[BEGIN Listed entries]
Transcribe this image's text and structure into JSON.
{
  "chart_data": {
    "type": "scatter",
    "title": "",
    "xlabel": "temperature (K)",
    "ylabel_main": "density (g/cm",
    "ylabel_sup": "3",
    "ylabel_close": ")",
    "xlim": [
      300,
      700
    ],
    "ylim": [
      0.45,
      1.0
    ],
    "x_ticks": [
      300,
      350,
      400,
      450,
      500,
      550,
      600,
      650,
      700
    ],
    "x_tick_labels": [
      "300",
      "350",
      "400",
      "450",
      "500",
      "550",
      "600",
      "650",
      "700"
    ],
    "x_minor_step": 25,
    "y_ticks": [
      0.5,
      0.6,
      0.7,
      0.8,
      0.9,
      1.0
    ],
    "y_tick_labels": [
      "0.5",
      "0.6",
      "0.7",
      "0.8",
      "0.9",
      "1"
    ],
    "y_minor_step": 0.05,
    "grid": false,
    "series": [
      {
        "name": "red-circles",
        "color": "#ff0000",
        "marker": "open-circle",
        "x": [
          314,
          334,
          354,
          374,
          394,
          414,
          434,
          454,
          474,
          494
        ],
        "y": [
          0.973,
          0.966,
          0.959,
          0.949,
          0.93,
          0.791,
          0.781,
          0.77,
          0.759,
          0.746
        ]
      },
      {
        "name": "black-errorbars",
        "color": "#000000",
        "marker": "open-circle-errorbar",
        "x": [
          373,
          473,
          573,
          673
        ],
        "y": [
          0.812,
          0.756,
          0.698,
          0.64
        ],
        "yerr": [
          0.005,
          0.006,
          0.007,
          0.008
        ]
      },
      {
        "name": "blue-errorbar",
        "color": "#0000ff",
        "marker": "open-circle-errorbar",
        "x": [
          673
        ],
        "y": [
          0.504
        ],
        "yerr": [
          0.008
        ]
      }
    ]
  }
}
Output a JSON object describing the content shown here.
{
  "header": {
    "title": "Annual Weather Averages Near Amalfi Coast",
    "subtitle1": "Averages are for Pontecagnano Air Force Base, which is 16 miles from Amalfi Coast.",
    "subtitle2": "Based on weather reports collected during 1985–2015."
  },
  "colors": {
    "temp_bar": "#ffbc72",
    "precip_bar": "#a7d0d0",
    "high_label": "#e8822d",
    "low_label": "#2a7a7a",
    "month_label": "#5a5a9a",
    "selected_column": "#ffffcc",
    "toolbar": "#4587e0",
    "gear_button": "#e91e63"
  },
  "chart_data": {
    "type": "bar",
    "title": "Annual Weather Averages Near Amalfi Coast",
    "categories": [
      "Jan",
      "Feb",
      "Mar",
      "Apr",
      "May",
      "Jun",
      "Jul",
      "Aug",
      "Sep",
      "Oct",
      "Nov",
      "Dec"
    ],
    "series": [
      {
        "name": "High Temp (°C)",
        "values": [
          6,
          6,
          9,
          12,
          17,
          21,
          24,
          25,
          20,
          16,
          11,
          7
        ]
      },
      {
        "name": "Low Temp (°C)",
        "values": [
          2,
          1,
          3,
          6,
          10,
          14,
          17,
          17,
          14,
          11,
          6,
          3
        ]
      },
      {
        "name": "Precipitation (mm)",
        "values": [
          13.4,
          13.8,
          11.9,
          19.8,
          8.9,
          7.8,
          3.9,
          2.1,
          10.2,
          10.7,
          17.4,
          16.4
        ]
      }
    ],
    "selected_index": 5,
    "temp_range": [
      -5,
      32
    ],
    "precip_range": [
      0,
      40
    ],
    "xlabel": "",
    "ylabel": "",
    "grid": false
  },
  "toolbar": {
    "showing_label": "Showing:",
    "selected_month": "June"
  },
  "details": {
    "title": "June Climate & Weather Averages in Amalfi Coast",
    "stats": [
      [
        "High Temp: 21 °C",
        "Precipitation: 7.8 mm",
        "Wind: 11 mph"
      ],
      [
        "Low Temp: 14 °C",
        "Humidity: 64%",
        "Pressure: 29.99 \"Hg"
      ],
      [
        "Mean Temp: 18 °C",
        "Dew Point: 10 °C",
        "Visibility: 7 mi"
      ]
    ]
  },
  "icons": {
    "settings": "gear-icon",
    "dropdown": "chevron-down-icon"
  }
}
[END Listed entries]
### Exercise
Extract each entry in full, exactly as given.

### Result of the task
Transcribe this image's text and structure into JSON.
{
  "chart_data": {
    "type": "scatter",
    "title": "",
    "xlabel": "temperature (K)",
    "ylabel_main": "density (g/cm",
    "ylabel_sup": "3",
    "ylabel_close": ")",
    "xlim": [
      300,
      700
    ],
    "ylim": [
      0.45,
      1.0
    ],
    "x_ticks": [
      300,
      350,
      400,
      450,
      500,
      550,
      600,
      650,
      700
    ],
    "x_tick_labels": [
      "300",
      "350",
      "400",
      "450",
      "500",
      "550",
      "600",
      "650",
      "700"
    ],
    "x_minor_step": 25,
    "y_ticks": [
      0.5,
      0.6,
      0.7,
      0.8,
      0.9,
      1.0
    ],
    "y_tick_labels": [
      "0.5",
      "0.6",
      "0.7",
      "0.8",
      "0.9",
      "1"
    ],
    "y_minor_step": 0.05,
    "grid": false,
    "series": [
      {
        "name": "red-circles",
        "color": "#ff0000",
        "marker": "open-circle",
        "x": [
          314,
          334,
          354,
          374,
          394,
          414,
          434,
          454,
          474,
          494
        ],
        "y": [
          0.973,
          0.966,
          0.959,
          0.949,
          0.93,
          0.791,
          0.781,
          0.77,
          0.759,
          0.746
        ]
      },
      {
        "name": "black-errorbars",
        "color": "#000000",
        "marker": "open-circle-errorbar",
        "x": [
          373,
          473,
          573,
          673
        ],
        "y": [
          0.812,
          0.756,
          0.698,
          0.64
        ],
        "yerr": [
          0.005,
          0.006,
          0.007,
          0.008
        ]
      },
      {
        "name": "blue-errorbar",
        "color": "#0000ff",
        "marker": "open-circle-errorbar",
        "x": [
          673
        ],
        "y": [
          0.504
        ],
        "yerr": [
          0.008
        ]
      }
    ]
  }
}
Output a JSON object describing the content shown here.
{
  "header": {
    "title": "Annual Weather Averages Near Amalfi Coast",
    "subtitle1": "Averages are for Pontecagnano Air Force Base, which is 16 miles from Amalfi Coast.",
    "subtitle2": "Based on weather reports collected during 1985–2015."
  },
  "colors": {
    "temp_bar": "#ffbc72",
    "precip_bar": "#a7d0d0",
    "high_label": "#e8822d",
    "low_label": "#2a7a7a",
    "month_label": "#5a5a9a",
    "selected_column": "#ffffcc",
    "toolbar": "#4587e0",
    "gear_button": "#e91e63"
  },
  "chart_data": {
    "type": "bar",
    "title": "Annual Weather Averages Near Amalfi Coast",
    "categories": [
      "Jan",
      "Feb",
      "Mar",
      "Apr",
      "May",
      "Jun",
      "Jul",
      "Aug",
      "Sep",
      "Oct",
      "Nov",
      "Dec"
    ],
    "series": [
      {
        "name": "High Temp (°C)",
        "values": [
          6,
          6,
          9,
          12,
          17,
          21,
          24,
          25,
          20,
          16,
          11,
          7
        ]
      },
      {
        "name": "Low Temp (°C)",
        "values": [
          2,
          1,
          3,
          6,
          10,
          14,
          17,
          17,
          14,
          11,
          6,
          3
        ]
      },
      {
        "name": "Precipitation (mm)",
        "values": [
          13.4,
          13.8,
          11.9,
          19.8,
          8.9,
          7.8,
          3.9,
          2.1,
          10.2,
          10.7,
          17.4,
          16.4
        ]
      }
    ],
    "selected_index": 5,
    "temp_range": [
      -5,
      32
    ],
    "precip_range": [
      0,
      40
    ],
    "xlabel": "",
    "ylabel": "",
    "grid": false
  },
  "toolbar": {
    "showing_label": "Showing:",
    "selected_month": "June"
  },
  "details": {
    "title": "June Climate & Weather Averages in Amalfi Coast",
    "stats": [
      [
        "High Temp: 21 °C",
        "Precipitation: 7.8 mm",
        "Wind: 11 mph"
      ],
      [
        "Low Temp: 14 °C",
        "Humidity: 64%",
        "Pressure: 29.99 \"Hg"
      ],
      [
        "Mean Temp: 18 °C",
        "Dew Point: 10 °C",
        "Visibility: 7 mi"
      ]
    ]
  },
  "icons": {
    "settings": "gear-icon",
    "dropdown": "chevron-down-icon"
  }
}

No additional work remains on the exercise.